Input:
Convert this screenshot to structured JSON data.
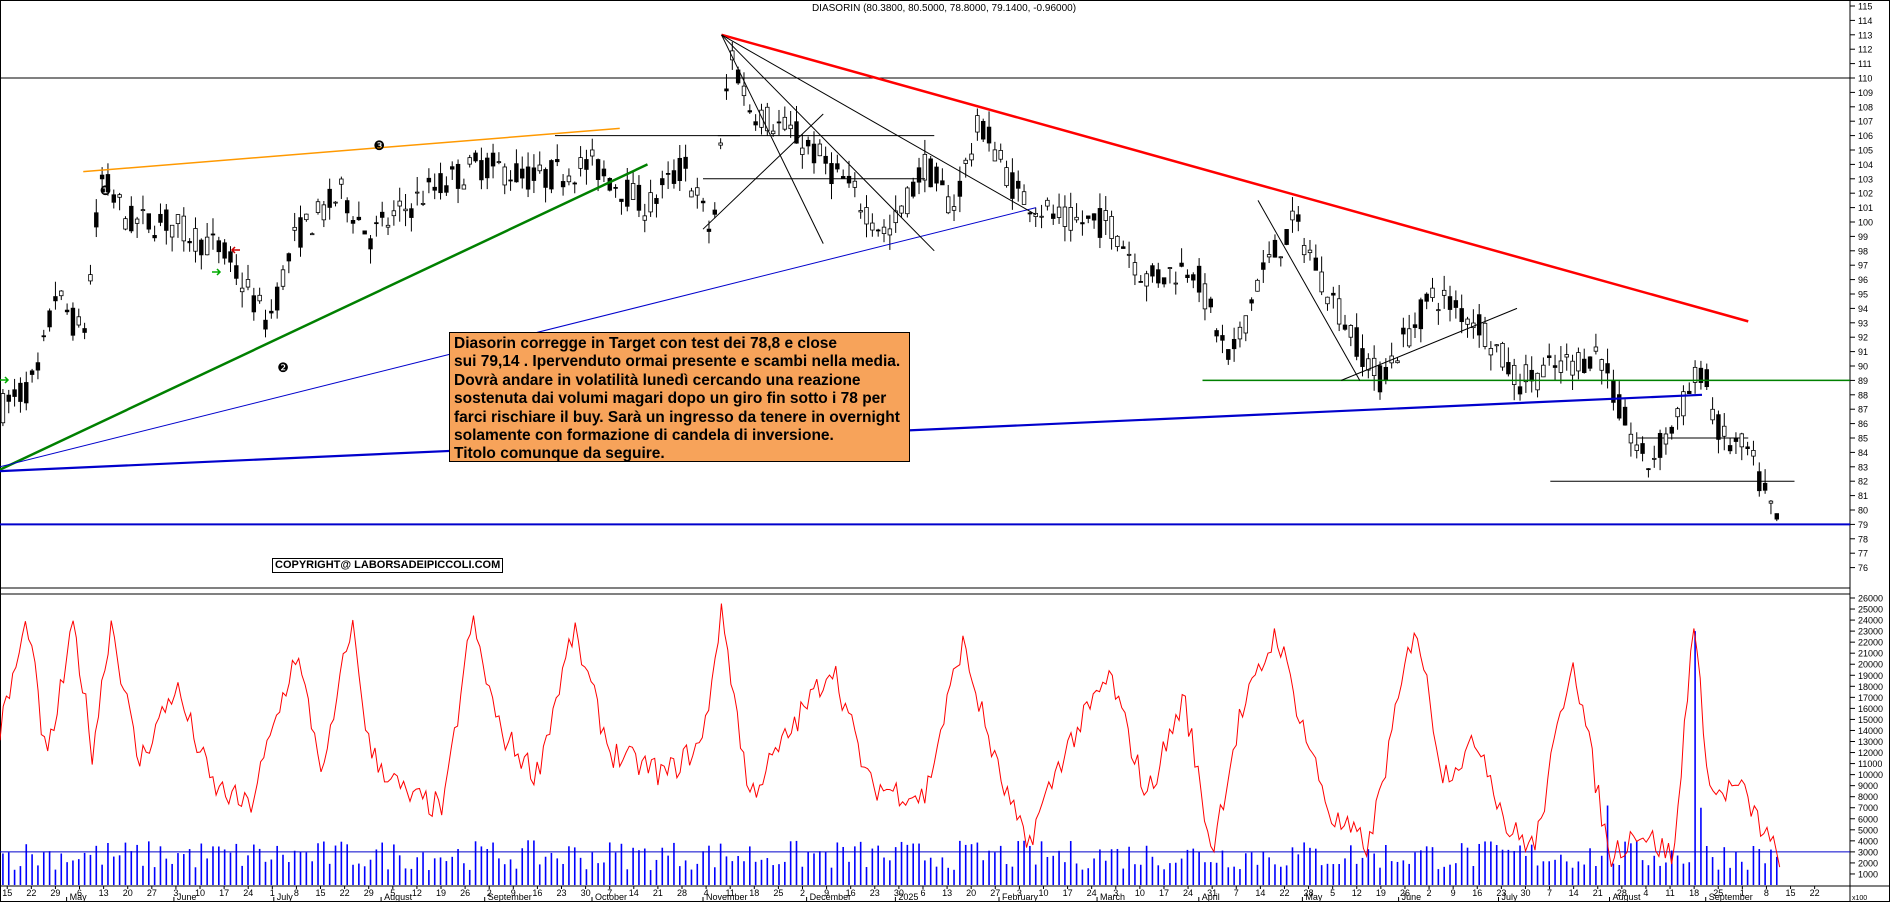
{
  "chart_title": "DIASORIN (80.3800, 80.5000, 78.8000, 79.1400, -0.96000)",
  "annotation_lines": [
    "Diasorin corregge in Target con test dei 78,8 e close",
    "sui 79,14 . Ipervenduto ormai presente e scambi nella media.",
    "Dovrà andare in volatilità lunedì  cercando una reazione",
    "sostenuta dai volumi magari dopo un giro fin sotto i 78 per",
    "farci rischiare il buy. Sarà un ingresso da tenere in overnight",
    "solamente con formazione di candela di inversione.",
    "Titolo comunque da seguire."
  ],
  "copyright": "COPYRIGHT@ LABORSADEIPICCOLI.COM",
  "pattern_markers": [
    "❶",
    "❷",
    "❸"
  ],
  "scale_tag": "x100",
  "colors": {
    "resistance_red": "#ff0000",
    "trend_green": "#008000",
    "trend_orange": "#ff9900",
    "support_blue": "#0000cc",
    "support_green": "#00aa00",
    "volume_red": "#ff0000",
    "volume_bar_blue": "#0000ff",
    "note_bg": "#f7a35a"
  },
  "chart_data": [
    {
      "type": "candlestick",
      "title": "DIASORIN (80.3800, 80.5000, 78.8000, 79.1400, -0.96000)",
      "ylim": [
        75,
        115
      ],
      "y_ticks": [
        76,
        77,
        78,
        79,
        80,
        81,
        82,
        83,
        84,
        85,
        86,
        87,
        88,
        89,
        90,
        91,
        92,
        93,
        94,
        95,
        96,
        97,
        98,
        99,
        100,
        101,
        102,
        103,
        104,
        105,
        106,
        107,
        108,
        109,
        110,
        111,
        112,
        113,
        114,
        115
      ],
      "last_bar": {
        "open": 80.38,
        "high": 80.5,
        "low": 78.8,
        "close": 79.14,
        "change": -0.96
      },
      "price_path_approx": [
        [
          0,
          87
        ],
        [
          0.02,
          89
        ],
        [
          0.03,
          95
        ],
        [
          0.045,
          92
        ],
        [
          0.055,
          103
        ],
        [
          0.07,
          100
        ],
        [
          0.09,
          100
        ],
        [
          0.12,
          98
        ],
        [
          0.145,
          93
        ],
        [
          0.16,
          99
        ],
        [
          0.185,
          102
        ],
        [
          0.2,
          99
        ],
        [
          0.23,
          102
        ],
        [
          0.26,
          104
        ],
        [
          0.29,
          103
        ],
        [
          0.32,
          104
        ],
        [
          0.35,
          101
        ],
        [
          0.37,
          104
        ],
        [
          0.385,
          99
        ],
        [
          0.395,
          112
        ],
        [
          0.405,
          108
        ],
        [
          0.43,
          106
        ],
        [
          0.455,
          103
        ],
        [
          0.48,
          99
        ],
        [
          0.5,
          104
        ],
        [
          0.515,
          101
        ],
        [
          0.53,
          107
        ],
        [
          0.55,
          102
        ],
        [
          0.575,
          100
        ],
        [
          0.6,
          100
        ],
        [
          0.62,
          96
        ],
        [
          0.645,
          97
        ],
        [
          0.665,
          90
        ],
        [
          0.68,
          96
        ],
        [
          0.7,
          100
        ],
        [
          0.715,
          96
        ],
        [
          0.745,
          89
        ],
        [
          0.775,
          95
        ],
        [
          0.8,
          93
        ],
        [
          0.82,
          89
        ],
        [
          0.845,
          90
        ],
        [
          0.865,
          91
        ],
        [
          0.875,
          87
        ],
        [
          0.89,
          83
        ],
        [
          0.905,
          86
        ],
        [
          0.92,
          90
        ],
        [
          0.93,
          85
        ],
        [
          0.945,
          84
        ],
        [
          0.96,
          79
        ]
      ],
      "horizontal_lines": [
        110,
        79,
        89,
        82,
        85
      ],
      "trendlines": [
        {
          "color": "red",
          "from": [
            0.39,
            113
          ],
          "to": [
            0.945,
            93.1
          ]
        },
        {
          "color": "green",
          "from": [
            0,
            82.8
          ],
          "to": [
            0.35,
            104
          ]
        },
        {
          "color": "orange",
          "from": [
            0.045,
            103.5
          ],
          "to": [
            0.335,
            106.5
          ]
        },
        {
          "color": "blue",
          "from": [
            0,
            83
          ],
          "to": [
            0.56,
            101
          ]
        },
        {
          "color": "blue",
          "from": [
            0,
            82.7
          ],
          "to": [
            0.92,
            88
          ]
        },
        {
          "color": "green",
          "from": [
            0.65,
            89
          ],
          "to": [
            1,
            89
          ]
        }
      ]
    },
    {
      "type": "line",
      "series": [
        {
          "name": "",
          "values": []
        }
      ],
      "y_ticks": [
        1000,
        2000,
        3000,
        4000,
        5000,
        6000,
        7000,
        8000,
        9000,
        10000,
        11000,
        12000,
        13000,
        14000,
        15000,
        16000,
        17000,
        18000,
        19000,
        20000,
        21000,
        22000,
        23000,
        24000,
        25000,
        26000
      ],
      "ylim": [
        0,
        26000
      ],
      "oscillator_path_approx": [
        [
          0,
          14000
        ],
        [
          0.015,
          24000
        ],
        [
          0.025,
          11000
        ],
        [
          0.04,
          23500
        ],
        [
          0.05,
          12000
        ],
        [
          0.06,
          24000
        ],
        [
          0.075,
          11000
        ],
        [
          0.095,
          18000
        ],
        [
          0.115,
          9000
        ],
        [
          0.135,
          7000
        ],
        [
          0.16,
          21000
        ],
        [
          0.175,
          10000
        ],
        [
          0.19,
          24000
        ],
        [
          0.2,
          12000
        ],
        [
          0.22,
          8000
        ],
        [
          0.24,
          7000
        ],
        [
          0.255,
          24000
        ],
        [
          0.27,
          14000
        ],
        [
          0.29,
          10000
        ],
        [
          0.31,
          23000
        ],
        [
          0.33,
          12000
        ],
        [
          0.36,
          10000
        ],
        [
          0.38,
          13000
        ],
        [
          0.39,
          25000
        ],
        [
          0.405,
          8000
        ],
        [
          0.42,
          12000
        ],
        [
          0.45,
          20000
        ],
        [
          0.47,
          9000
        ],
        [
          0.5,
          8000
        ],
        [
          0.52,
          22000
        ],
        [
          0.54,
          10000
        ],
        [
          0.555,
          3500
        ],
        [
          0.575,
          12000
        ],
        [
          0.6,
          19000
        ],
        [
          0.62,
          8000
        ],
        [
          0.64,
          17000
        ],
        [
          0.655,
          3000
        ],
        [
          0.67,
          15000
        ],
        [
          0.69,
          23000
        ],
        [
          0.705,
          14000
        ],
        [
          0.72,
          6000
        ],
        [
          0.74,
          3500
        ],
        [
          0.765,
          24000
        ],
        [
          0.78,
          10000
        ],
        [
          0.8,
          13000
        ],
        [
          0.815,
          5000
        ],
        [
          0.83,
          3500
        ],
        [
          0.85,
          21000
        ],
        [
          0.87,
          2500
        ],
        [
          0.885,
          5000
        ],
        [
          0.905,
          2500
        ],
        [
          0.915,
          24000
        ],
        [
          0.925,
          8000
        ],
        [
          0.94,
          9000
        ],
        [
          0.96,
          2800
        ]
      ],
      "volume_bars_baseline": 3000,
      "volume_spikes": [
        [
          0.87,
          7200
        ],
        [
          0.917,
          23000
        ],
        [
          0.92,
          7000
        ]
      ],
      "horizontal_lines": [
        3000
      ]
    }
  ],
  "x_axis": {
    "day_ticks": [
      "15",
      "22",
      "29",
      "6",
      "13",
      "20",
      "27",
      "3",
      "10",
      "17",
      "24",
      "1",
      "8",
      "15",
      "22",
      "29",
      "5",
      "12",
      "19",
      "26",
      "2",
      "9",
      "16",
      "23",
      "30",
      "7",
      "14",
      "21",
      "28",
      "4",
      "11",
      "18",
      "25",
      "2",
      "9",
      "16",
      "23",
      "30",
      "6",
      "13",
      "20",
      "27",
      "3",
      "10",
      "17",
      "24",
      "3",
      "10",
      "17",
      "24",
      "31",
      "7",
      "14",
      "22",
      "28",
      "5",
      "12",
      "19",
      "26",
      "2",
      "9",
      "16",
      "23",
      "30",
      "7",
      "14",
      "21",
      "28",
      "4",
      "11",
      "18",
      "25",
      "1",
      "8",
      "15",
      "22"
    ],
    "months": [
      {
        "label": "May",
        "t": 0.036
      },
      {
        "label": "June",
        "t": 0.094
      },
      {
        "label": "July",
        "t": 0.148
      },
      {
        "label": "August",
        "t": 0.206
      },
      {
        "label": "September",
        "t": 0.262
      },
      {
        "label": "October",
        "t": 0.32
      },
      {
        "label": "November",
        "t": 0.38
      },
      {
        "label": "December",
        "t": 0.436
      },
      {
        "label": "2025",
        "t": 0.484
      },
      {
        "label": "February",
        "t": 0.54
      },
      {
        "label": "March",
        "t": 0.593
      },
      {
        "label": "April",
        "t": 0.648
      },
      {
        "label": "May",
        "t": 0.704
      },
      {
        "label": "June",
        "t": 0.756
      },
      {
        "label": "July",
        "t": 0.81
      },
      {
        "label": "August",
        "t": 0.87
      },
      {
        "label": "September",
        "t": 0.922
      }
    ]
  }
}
--
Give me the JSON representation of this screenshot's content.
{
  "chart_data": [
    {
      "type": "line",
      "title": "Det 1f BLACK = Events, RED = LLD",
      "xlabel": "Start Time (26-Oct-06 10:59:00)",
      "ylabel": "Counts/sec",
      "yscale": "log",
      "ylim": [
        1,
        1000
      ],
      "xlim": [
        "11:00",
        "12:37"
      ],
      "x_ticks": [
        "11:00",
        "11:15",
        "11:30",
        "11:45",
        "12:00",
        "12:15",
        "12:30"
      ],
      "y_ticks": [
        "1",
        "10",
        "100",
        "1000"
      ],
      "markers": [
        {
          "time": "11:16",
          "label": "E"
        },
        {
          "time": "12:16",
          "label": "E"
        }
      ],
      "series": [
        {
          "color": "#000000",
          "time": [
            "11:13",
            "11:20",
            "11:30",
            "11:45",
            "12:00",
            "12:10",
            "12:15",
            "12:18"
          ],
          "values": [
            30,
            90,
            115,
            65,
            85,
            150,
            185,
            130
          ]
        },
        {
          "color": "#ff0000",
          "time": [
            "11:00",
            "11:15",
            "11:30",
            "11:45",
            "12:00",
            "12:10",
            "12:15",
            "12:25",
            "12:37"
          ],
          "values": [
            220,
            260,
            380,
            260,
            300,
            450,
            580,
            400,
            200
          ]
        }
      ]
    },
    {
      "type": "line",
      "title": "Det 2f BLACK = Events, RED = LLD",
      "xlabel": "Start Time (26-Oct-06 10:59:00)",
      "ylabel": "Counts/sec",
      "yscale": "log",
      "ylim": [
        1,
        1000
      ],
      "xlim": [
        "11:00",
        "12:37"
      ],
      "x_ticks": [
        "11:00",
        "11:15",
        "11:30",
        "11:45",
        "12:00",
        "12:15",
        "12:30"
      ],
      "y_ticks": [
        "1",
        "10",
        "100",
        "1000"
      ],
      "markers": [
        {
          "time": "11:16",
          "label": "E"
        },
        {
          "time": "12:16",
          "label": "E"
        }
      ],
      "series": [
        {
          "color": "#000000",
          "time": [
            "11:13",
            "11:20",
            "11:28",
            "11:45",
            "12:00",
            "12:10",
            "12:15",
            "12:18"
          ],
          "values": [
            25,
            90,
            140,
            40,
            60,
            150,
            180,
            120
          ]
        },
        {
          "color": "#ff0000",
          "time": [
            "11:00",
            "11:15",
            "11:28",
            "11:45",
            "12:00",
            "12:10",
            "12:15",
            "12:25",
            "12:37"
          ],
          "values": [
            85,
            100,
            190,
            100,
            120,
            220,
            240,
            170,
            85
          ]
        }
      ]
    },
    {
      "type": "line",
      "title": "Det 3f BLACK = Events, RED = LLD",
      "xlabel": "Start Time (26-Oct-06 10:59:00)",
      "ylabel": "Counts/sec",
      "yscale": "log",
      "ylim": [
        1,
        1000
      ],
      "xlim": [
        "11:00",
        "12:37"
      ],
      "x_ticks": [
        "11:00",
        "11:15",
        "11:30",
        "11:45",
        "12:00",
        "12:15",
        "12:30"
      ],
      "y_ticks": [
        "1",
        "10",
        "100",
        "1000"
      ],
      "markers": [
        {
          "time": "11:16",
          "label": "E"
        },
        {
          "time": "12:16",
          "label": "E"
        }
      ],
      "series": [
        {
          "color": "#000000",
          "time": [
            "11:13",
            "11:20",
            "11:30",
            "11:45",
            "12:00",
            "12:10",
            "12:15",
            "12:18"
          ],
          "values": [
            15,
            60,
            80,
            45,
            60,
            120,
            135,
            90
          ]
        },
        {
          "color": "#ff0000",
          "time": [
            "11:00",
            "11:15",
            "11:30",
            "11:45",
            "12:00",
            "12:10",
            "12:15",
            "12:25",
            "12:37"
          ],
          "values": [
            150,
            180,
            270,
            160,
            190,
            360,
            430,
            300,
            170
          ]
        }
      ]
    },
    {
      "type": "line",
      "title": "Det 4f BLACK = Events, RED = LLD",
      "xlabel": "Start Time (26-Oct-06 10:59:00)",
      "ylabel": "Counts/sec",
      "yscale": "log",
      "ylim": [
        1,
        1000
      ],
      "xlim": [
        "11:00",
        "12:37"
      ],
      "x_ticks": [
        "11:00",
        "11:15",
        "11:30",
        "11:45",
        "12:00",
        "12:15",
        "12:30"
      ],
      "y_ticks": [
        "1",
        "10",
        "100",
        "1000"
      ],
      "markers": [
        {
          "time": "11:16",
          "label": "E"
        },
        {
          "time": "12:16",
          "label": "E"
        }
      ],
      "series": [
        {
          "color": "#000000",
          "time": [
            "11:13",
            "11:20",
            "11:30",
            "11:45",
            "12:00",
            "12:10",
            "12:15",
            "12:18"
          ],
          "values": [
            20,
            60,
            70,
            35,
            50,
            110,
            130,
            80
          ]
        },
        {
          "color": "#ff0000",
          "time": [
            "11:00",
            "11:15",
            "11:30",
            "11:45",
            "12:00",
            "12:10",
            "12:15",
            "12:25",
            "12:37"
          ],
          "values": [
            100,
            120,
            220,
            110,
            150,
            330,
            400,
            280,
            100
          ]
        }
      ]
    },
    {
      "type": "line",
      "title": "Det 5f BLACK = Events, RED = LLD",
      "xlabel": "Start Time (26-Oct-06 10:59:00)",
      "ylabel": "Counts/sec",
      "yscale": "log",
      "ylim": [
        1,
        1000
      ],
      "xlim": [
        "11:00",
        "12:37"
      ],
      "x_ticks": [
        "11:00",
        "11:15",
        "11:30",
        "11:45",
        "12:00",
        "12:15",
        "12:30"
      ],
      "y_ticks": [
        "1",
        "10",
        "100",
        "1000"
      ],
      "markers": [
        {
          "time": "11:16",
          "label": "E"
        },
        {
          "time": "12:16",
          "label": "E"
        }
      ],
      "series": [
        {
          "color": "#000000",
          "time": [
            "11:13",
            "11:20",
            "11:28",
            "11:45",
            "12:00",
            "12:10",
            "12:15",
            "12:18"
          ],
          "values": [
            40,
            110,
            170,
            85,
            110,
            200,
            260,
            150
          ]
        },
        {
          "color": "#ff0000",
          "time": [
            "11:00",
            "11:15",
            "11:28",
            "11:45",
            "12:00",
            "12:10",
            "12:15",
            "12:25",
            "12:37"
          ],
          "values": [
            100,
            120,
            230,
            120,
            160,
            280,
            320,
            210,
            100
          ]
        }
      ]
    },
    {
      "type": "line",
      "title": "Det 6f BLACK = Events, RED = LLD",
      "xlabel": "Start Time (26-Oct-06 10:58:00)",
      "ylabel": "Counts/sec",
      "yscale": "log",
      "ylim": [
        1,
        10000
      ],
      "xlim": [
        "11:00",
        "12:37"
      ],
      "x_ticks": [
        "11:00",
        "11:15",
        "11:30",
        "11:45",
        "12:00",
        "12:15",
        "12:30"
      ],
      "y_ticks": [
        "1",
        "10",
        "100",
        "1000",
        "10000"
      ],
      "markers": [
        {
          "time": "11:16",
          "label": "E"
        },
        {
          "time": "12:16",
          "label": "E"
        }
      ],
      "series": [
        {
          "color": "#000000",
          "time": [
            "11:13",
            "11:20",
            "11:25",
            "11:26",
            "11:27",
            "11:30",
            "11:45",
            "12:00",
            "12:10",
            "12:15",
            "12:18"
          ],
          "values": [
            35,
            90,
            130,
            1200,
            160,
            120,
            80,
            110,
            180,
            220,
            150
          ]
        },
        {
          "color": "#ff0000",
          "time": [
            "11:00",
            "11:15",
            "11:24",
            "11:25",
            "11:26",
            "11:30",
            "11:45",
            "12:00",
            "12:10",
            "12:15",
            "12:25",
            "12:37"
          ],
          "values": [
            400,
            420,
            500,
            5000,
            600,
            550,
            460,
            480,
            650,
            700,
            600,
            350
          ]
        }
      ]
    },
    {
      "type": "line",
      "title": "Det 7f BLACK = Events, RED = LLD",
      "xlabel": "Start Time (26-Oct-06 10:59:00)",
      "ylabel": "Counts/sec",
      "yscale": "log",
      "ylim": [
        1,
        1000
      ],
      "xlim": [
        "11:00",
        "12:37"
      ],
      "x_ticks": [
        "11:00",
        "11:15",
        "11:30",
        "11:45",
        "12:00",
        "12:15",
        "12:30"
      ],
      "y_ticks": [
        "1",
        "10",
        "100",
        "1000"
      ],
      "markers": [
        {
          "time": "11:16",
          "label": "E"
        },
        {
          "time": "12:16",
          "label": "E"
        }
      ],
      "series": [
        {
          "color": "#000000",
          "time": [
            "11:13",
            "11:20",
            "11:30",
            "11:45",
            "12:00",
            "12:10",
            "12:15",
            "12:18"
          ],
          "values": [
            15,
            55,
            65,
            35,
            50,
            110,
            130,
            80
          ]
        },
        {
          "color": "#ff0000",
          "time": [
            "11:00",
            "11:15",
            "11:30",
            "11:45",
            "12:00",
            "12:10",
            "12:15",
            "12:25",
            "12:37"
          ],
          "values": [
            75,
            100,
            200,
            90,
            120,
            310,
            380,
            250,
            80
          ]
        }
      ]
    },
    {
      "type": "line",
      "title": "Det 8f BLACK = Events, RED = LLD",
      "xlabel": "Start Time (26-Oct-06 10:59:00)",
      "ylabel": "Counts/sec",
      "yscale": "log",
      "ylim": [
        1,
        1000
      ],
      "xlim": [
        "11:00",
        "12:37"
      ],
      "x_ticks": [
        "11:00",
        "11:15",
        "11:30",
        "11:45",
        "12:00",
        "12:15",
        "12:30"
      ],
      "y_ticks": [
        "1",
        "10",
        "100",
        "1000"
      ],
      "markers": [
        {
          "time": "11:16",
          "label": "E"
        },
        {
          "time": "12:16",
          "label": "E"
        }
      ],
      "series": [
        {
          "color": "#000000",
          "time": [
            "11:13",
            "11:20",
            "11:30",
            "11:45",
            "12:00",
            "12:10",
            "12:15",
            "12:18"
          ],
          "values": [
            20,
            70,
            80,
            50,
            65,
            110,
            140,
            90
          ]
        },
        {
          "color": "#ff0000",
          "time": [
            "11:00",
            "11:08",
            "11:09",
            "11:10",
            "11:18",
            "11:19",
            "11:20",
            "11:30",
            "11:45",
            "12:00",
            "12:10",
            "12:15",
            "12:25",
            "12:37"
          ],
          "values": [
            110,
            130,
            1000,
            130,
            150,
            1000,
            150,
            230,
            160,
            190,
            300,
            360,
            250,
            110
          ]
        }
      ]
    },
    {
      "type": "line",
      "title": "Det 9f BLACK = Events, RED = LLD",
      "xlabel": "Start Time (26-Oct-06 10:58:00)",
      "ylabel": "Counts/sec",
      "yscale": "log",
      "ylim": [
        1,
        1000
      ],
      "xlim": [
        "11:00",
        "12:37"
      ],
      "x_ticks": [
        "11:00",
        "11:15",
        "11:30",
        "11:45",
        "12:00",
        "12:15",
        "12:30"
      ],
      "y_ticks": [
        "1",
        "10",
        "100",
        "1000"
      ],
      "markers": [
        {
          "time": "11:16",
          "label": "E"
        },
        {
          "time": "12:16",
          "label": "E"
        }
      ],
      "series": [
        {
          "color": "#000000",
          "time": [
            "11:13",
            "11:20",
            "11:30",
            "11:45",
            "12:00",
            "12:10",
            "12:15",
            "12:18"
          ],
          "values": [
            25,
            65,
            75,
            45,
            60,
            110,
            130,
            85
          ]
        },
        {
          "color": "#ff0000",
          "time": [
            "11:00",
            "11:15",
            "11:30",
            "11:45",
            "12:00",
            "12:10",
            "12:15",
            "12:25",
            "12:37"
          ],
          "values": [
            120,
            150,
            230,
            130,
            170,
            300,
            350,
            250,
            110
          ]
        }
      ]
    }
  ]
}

Exercise directions: Pull out each line containing the word "close" and copy it.

Response to the task:
    "Diasorin corregge in Target con test dei 78,8 e close",
        "close": 79.14,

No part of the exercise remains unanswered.